**Problem**
Print the rows starting at the line containing "bar [259, 374, 293, 450]" and ending at the line containing "bar [171, 450, 205, 462]", reproducing each one exactly and including both end lines.

**Exercise inputs**
— start —

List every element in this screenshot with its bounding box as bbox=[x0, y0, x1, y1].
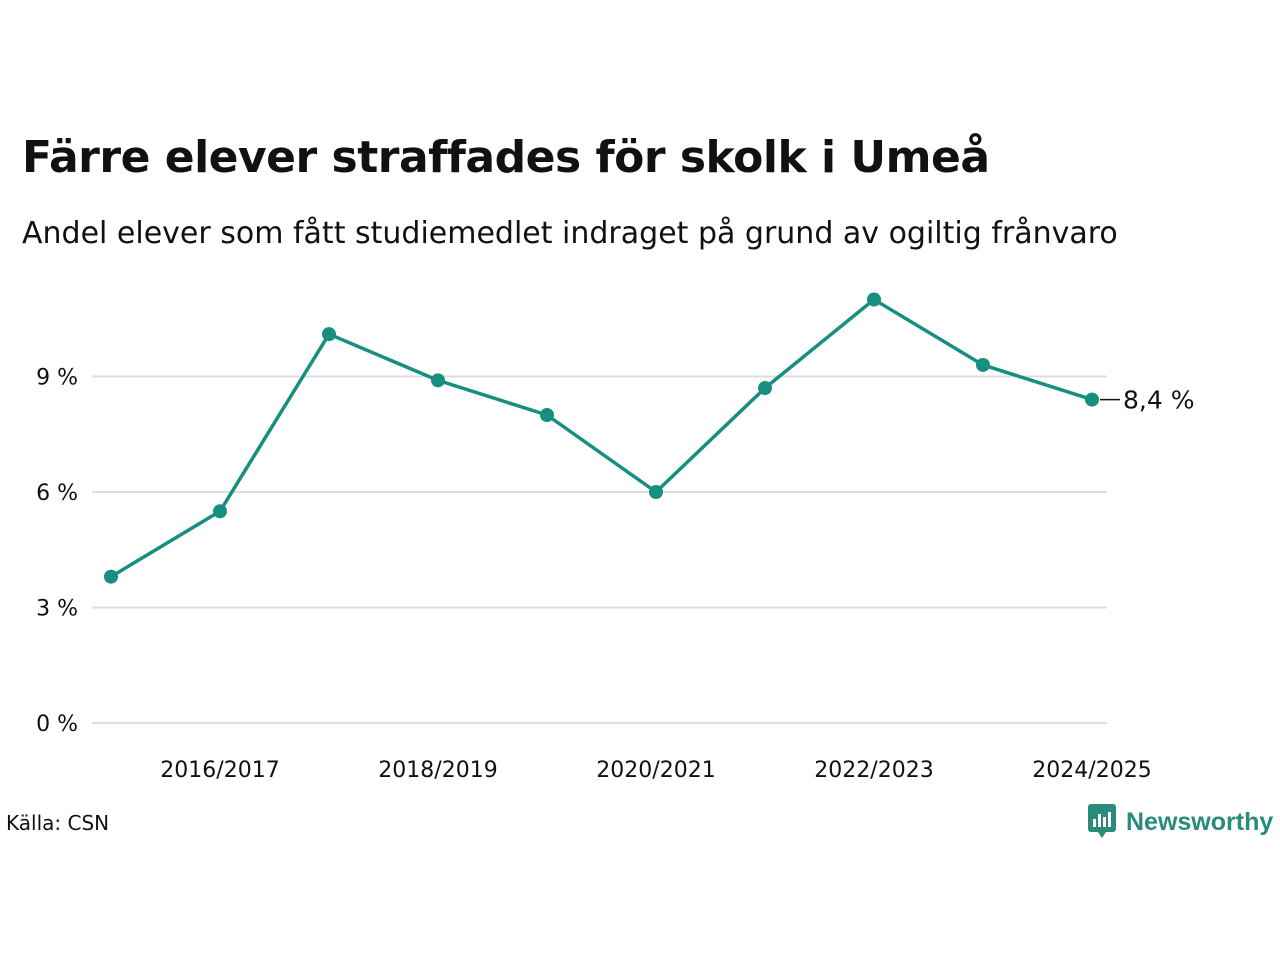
x-tick-label: 2020/2021 bbox=[596, 758, 715, 783]
y-tick-label: 0 % bbox=[36, 712, 78, 737]
series-group bbox=[104, 292, 1099, 584]
x-tick-label: 2016/2017 bbox=[160, 758, 279, 783]
newsworthy-logo-icon bbox=[1088, 804, 1116, 838]
x-axis-tick-labels: 2016/2017 2018/2019 2020/2021 2022/2023 2024… bbox=[160, 758, 1151, 783]
data-point bbox=[540, 408, 554, 422]
data-point bbox=[976, 357, 990, 372]
end-label-group: 8,4 % bbox=[1100, 386, 1194, 415]
data-point bbox=[649, 485, 663, 499]
data-point bbox=[104, 569, 118, 584]
brand-name: Newsworthy bbox=[1126, 807, 1274, 836]
data-point bbox=[431, 373, 445, 388]
source-note: Källa: CSN bbox=[6, 811, 110, 835]
y-tick-label: 9 % bbox=[36, 366, 78, 391]
data-point bbox=[213, 504, 227, 519]
x-tick-label: 2024/2025 bbox=[1032, 758, 1151, 783]
data-point bbox=[758, 381, 772, 396]
y-tick-label: 3 % bbox=[36, 597, 78, 622]
data-point bbox=[867, 292, 881, 307]
data-point bbox=[1085, 392, 1099, 407]
y-tick-label: 6 % bbox=[36, 481, 78, 506]
end-value-label: 8,4 % bbox=[1123, 386, 1194, 415]
x-tick-label: 2018/2019 bbox=[378, 758, 497, 783]
x-tick-label: 2022/2023 bbox=[814, 758, 933, 783]
chart-subtitle: Andel elever som fått studiemedlet indra… bbox=[22, 216, 1118, 251]
chart-title: Färre elever straffades för skolk i Umeå bbox=[22, 132, 990, 183]
series-line bbox=[109, 297, 1094, 579]
brand-logo: Newsworthy bbox=[1088, 804, 1273, 840]
y-axis-tick-labels: 0 % 3 % 6 % 9 % bbox=[36, 366, 78, 738]
gridlines bbox=[92, 375, 1107, 724]
data-point bbox=[322, 327, 336, 342]
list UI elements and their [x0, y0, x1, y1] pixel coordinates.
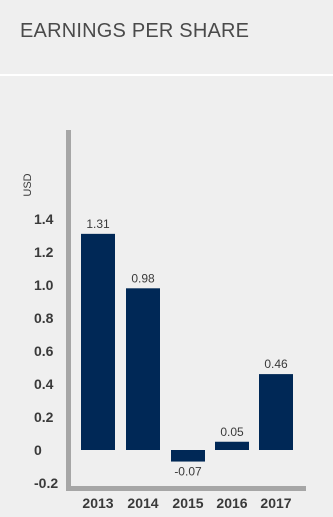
bar [259, 374, 293, 450]
chart-title: EARNINGS PER SHARE [20, 20, 250, 42]
data-label: -0.07 [174, 465, 202, 479]
y-tick-label: 0.6 [34, 343, 54, 359]
bar [126, 288, 160, 450]
y-axis-line [66, 130, 71, 490]
data-label: 1.31 [86, 217, 110, 231]
bar [215, 441, 249, 450]
x-tick-label: 2017 [260, 495, 291, 511]
data-label: 0.05 [220, 425, 244, 439]
y-tick-label: 1.4 [34, 211, 54, 227]
y-tick-label: -0.2 [34, 475, 58, 491]
x-tick-label: 2015 [172, 495, 203, 511]
y-tick-label: 0.2 [34, 409, 54, 425]
data-label: 0.98 [131, 271, 155, 285]
y-tick-label: 0.8 [34, 310, 54, 326]
bar [171, 450, 205, 462]
x-tick-label: 2014 [127, 495, 158, 511]
x-tick-label: 2016 [216, 495, 247, 511]
data-label: 0.46 [264, 357, 288, 371]
x-axis-line [66, 486, 306, 491]
y-tick-label: 1.0 [34, 277, 54, 293]
y-tick-label: 1.2 [34, 244, 54, 260]
title-divider [0, 74, 333, 76]
y-tick-label: 0.4 [34, 376, 54, 392]
bar [81, 233, 115, 450]
y-axis-unit-label: USD [22, 173, 34, 196]
x-tick-label: 2013 [82, 495, 113, 511]
y-tick-label: 0 [34, 442, 42, 458]
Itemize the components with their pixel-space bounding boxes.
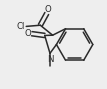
Text: O: O <box>24 29 31 38</box>
Text: O: O <box>45 5 51 15</box>
Text: Cl: Cl <box>17 22 25 31</box>
Text: N: N <box>47 55 53 64</box>
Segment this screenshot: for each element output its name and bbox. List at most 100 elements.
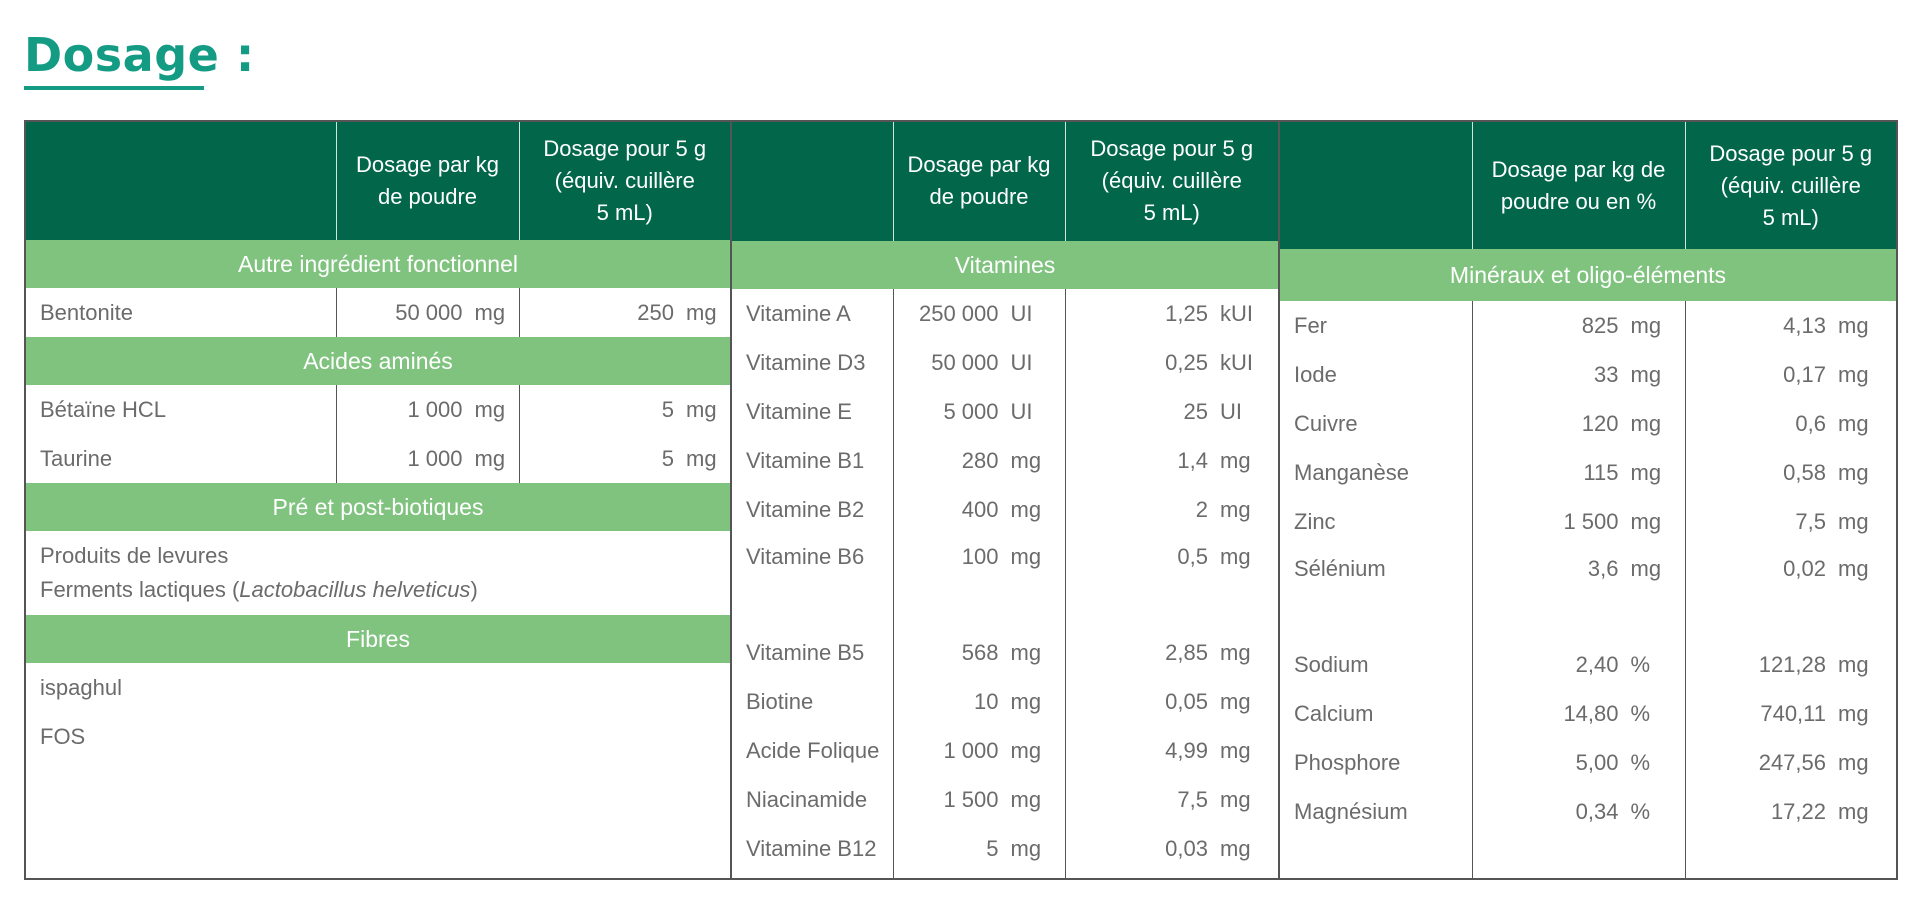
ingredient-name: Vitamine B1 — [746, 447, 865, 473]
table-row: Vitamine B1 280 mg 1,4 mg — [732, 436, 1278, 486]
table-row: Sélénium 3,6 mg 0,02 mg — [1280, 546, 1896, 641]
ingredient-name: Bétaïne HCL — [40, 396, 166, 422]
header-per-5g: Dosage pour 5 g (équiv. cuillère 5 mL) — [519, 122, 730, 240]
section-pre-post-biotiques: Pré et post-biotiques — [26, 483, 730, 531]
dose-per-5g: 5 mg — [518, 385, 730, 434]
dose-per-5g: 17,22 mg — [1684, 787, 1896, 837]
ingredient-name: ispaghul — [40, 674, 122, 700]
empty-fill — [732, 873, 893, 878]
dose-per-5g: 7,5 mg — [1684, 497, 1896, 547]
table-row: Niacinamide 1 500 mg 7,5 mg — [732, 775, 1278, 825]
dose-per-kg: 1 000 mg — [335, 385, 519, 434]
empty-fill — [1064, 873, 1278, 878]
table-row: Vitamine B5 568 mg 2,85 mg — [732, 628, 1278, 678]
dose-per-kg: 115 mg — [1471, 448, 1685, 498]
table-row: Calcium 14,80% 740,11 mg — [1280, 689, 1896, 739]
ingredient-name: Vitamine A — [746, 300, 851, 326]
table-row: Vitamine D3 50 000 UI 0,25 kUI — [732, 338, 1278, 388]
dose-per-kg: 1 000 mg — [335, 434, 519, 483]
vitamins-table: Dosage par kg de poudre Dosage pour 5 g … — [730, 120, 1280, 880]
table-row: ispaghul — [26, 663, 730, 712]
dose-per-5g: 0,05 mg — [1064, 677, 1278, 727]
dose-per-5g: 7,5 mg — [1064, 775, 1278, 825]
table-row: Vitamine A 250 000 UI 1,25 kUI — [732, 289, 1278, 339]
dose-per-kg: 1 000 mg — [892, 726, 1065, 776]
other-ingredients-table: Dosage par kg de poudre Dosage pour 5 g … — [24, 120, 732, 880]
header-per-kg: Dosage par kg de poudre — [336, 122, 520, 240]
ingredient-levures: Produits de levures — [40, 543, 229, 568]
table-row: Vitamine E 5 000 UI 25 UI — [732, 387, 1278, 437]
ingredient-name: Calcium — [1294, 700, 1374, 726]
ingredient-name: FOS — [40, 723, 86, 749]
table-row: Vitamine B2 400 mg 2 mg — [732, 485, 1278, 535]
header-empty — [1280, 122, 1473, 250]
dose-per-kg: 0,34% — [1471, 787, 1685, 837]
dose-per-5g: 0,6 mg — [1684, 399, 1896, 449]
empty-fill — [892, 873, 1065, 878]
ingredient-name: Vitamine B12 — [746, 835, 877, 861]
dose-per-5g: 1,4 mg — [1064, 436, 1278, 486]
dose-per-5g: 0,02 mg — [1684, 546, 1896, 641]
dose-per-kg: 1 500 mg — [1471, 497, 1685, 547]
table-row: Sodium 2,40% 121,28 mg — [1280, 640, 1896, 690]
dose-per-kg: 5,00% — [1471, 738, 1685, 788]
ingredient-name: Vitamine B5 — [746, 639, 865, 665]
dose-per-5g: 0,17 mg — [1684, 350, 1896, 400]
dose-per-5g: 247,56 mg — [1684, 738, 1896, 788]
dose-per-5g: 740,11 mg — [1684, 689, 1896, 739]
section-mineraux: Minéraux et oligo-éléments — [1280, 249, 1896, 302]
dose-per-5g: 1,25 kUI — [1064, 289, 1278, 339]
table-row: Produits de levures Ferments lactiques (… — [26, 531, 730, 615]
empty-fill — [26, 761, 730, 878]
dose-per-5g: 25 UI — [1064, 387, 1278, 437]
dose-per-5g: 2,85 mg — [1064, 628, 1278, 678]
dose-per-kg: 280 mg — [892, 436, 1065, 486]
dose-per-kg: 568 mg — [892, 628, 1065, 678]
header-per-5g: Dosage pour 5 g (équiv. cuillère 5 mL) — [1685, 122, 1896, 250]
table-row: FOS — [26, 712, 730, 761]
dose-per-kg: 1 500 mg — [892, 775, 1065, 825]
dose-per-5g: 0,25 kUI — [1064, 338, 1278, 388]
table-row: Acide Folique 1 000 mg 4,99 mg — [732, 726, 1278, 776]
dose-per-kg: 50 000 mg — [335, 288, 519, 337]
ingredient-name: Zinc — [1294, 508, 1336, 534]
table-row: Bentonite 50 000 mg 250 mg — [26, 288, 730, 337]
dose-per-5g: 0,58 mg — [1684, 448, 1896, 498]
dose-per-kg: 10 mg — [892, 677, 1065, 727]
table-row: Vitamine B12 5 mg 0,03 mg — [732, 824, 1278, 874]
header-per-kg-pct: Dosage par kg de poudre ou en % — [1472, 122, 1686, 250]
table-row: Iode 33 mg 0,17 mg — [1280, 350, 1896, 400]
dose-per-kg: 120 mg — [1471, 399, 1685, 449]
dose-per-kg: 100 mg — [892, 534, 1065, 629]
dose-per-kg: 14,80% — [1471, 689, 1685, 739]
ingredient-name: Manganèse — [1294, 459, 1409, 485]
ingredient-ferments: Ferments lactiques (Lactobacillus helvet… — [40, 577, 478, 602]
page-title: Dosage : — [24, 28, 255, 82]
empty-fill — [1280, 836, 1472, 878]
table-row: Bétaïne HCL 1 000 mg 5 mg — [26, 385, 730, 434]
ingredient-name: Magnésium — [1294, 798, 1408, 824]
table-row: Phosphore 5,00% 247,56 mg — [1280, 738, 1896, 788]
ingredient-name: Vitamine B6 — [746, 544, 865, 570]
dose-per-kg: 3,6 mg — [1471, 546, 1685, 641]
section-acides-amines: Acides aminés — [26, 337, 730, 385]
minerals-table: Dosage par kg de poudre ou en % Dosage p… — [1278, 120, 1898, 880]
ingredient-name: Vitamine B2 — [746, 496, 865, 522]
table-row: Magnésium 0,34% 17,22 mg — [1280, 787, 1896, 837]
dose-per-kg: 5 mg — [892, 824, 1065, 874]
dose-per-kg: 825 mg — [1471, 301, 1685, 351]
ingredient-name: Iode — [1294, 361, 1337, 387]
table-row: Biotine 10 mg 0,05 mg — [732, 677, 1278, 727]
header-empty — [732, 122, 894, 241]
table-row: Vitamine B6 100 mg 0,5 mg — [732, 534, 1278, 629]
ingredient-name: Acide Folique — [746, 737, 880, 763]
ingredient-name: Biotine — [746, 688, 814, 714]
header-empty — [26, 122, 337, 240]
ingredient-name: Vitamine E — [746, 398, 852, 424]
ingredient-name: Phosphore — [1294, 749, 1401, 775]
ingredient-name: Sélénium — [1294, 556, 1386, 582]
dose-per-kg: 400 mg — [892, 485, 1065, 535]
table-row: Zinc 1 500 mg 7,5 mg — [1280, 497, 1896, 547]
ingredient-name: Bentonite — [40, 299, 133, 325]
table-row: Manganèse 115 mg 0,58 mg — [1280, 448, 1896, 498]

— end —

**Answer to this task**
bar [259, 374, 293, 450]
chart-title: EARNINGS PER SHARE [20, 20, 250, 42]
data-label: -0.07 [174, 465, 202, 479]
y-tick-label: 0.6 [34, 343, 54, 359]
bar [126, 288, 160, 450]
y-axis-line [66, 130, 71, 490]
data-label: 1.31 [86, 217, 110, 231]
bar [215, 441, 249, 450]
x-tick-label: 2017 [260, 495, 291, 511]
data-label: 0.05 [220, 425, 244, 439]
y-tick-label: 1.4 [34, 211, 54, 227]
y-tick-label: -0.2 [34, 475, 58, 491]
x-tick-label: 2015 [172, 495, 203, 511]
y-tick-label: 0.2 [34, 409, 54, 425]
data-label: 0.98 [131, 271, 155, 285]
y-tick-label: 0.8 [34, 310, 54, 326]
bar [171, 450, 205, 462]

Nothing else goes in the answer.